### WRITTEN EXERCISE
The entries below contain pictures. Retype everything except those pictures, exactly as given.

### MATERIALS PROVIDED
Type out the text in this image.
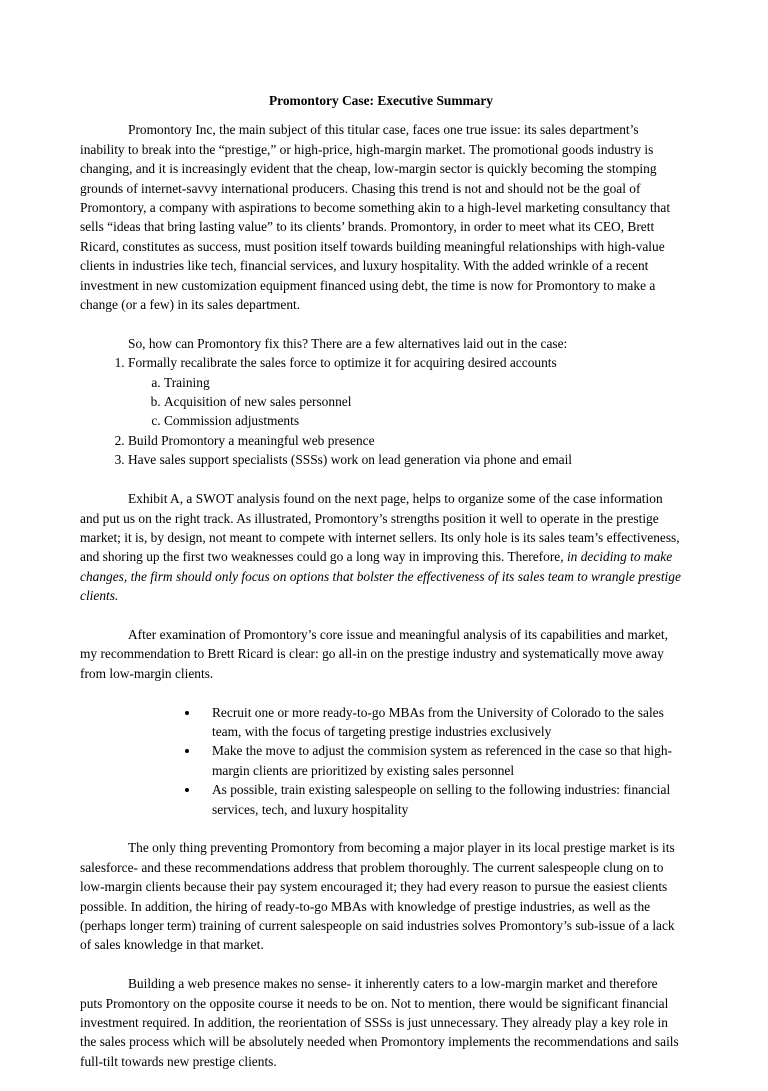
Promontory Case: Executive Summary

Promontory Inc, the main subject of this titular case, faces one true issue: its sales department’s inability to break into the “prestige,” or high-price, high-margin market. The promotional goods industry is changing, and it is increasingly evident that the cheap, low-margin sector is quickly becoming the stomping grounds of internet-savvy international producers. Chasing this trend is not and should not be the goal of Promontory, a company with aspirations to become something akin to a high-level marketing consultancy that sells “ideas that bring lasting value” to its clients’ brands. Promontory, in order to meet what its CEO, Brett Ricard, constitutes as success, must position itself towards building meaningful relationships with high-value clients in industries like tech, financial services, and luxury hospitality. With the added wrinkle of a recent investment in new customization equipment financed using debt, the time is now for Promontory to make a change (or a few) in its sales department.

So, how can Promontory fix this? There are a few alternatives laid out in the case:

1. Formally recalibrate the sales force to optimize it for acquiring desired accounts
a. Training
b. Acquisition of new sales personnel
c. Commission adjustments
2. Build Promontory a meaningful web presence
3. Have sales support specialists (SSSs) work on lead generation via phone and email

Exhibit A, a SWOT analysis found on the next page, helps to organize some of the case information and put us on the right track. As illustrated, Promontory’s strengths position it well to operate in the prestige market; it is, by design, not meant to compete with internet sellers. Its only hole is its sales team’s effectiveness, and shoring up the first two weaknesses could go a long way in improving this. Therefore, in deciding to make changes, the firm should only focus on options that bolster the effectiveness of its sales team to wrangle prestige clients.

After examination of Promontory’s core issue and meaningful analysis of its capabilities and market, my recommendation to Brett Ricard is clear: go all-in on the prestige industry and systematically move away from low-margin clients.

• Recruit one or more ready-to-go MBAs from the University of Colorado to the sales team, with the focus of targeting prestige industries exclusively
• Make the move to adjust the commision system as referenced in the case so that high-margin clients are prioritized by existing sales personnel
• As possible, train existing salespeople on selling to the following industries: financial services, tech, and luxury hospitality

The only thing preventing Promontory from becoming a major player in its local prestige market is its salesforce- and these recommendations address that problem thoroughly. The current salespeople clung on to low-margin clients because their pay system encouraged it; they had every reason to pursue the easiest clients possible. In addition, the hiring of ready-to-go MBAs with knowledge of prestige industries, as well as the (perhaps longer term) training of current salespeople on said industries solves Promontory’s sub-issue of a lack of sales knowledge in that market.

Building a web presence makes no sense- it inherently caters to a low-margin market and therefore puts Promontory on the opposite course it needs to be on. Not to mention, there would be significant financial investment required. In addition, the reorientation of SSSs is just unnecessary. They already play a key role in the sales process which will be absolutely needed when Promontory implements the recommendations and sails full-tilt towards new prestige clients.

### EXERCISE SOLUTION
Type out the text in this image.
Promontory Case: Executive Summary

Promontory Inc, the main subject of this titular case, faces one true issue: its sales department’s inability to break into the “prestige,” or high-price, high-margin market. The promotional goods industry is changing, and it is increasingly evident that the cheap, low-margin sector is quickly becoming the stomping grounds of internet-savvy international producers. Chasing this trend is not and should not be the goal of Promontory, a company with aspirations to become something akin to a high-level marketing consultancy that sells “ideas that bring lasting value” to its clients’ brands. Promontory, in order to meet what its CEO, Brett Ricard, constitutes as success, must position itself towards building meaningful relationships with high-value clients in industries like tech, financial services, and luxury hospitality. With the added wrinkle of a recent investment in new customization equipment financed using debt, the time is now for Promontory to make a change (or a few) in its sales department.

So, how can Promontory fix this? There are a few alternatives laid out in the case:

1. Formally recalibrate the sales force to optimize it for acquiring desired accounts
a. Training
b. Acquisition of new sales personnel
c. Commission adjustments
2. Build Promontory a meaningful web presence
3. Have sales support specialists (SSSs) work on lead generation via phone and email

Exhibit A, a SWOT analysis found on the next page, helps to organize some of the case information and put us on the right track. As illustrated, Promontory’s strengths position it well to operate in the prestige market; it is, by design, not meant to compete with internet sellers. Its only hole is its sales team’s effectiveness, and shoring up the first two weaknesses could go a long way in improving this. Therefore, in deciding to make changes, the firm should only focus on options that bolster the effectiveness of its sales team to wrangle prestige clients.

After examination of Promontory’s core issue and meaningful analysis of its capabilities and market, my recommendation to Brett Ricard is clear: go all-in on the prestige industry and systematically move away from low-margin clients.

• Recruit one or more ready-to-go MBAs from the University of Colorado to the sales team, with the focus of targeting prestige industries exclusively
• Make the move to adjust the commision system as referenced in the case so that high-margin clients are prioritized by existing sales personnel
• As possible, train existing salespeople on selling to the following industries: financial services, tech, and luxury hospitality

The only thing preventing Promontory from becoming a major player in its local prestige market is its salesforce- and these recommendations address that problem thoroughly. The current salespeople clung on to low-margin clients because their pay system encouraged it; they had every reason to pursue the easiest clients possible. In addition, the hiring of ready-to-go MBAs with knowledge of prestige industries, as well as the (perhaps longer term) training of current salespeople on said industries solves Promontory’s sub-issue of a lack of sales knowledge in that market.

Building a web presence makes no sense- it inherently caters to a low-margin market and therefore puts Promontory on the opposite course it needs to be on. Not to mention, there would be significant financial investment required. In addition, the reorientation of SSSs is just unnecessary. They already play a key role in the sales process which will be absolutely needed when Promontory implements the recommendations and sails full-tilt towards new prestige clients.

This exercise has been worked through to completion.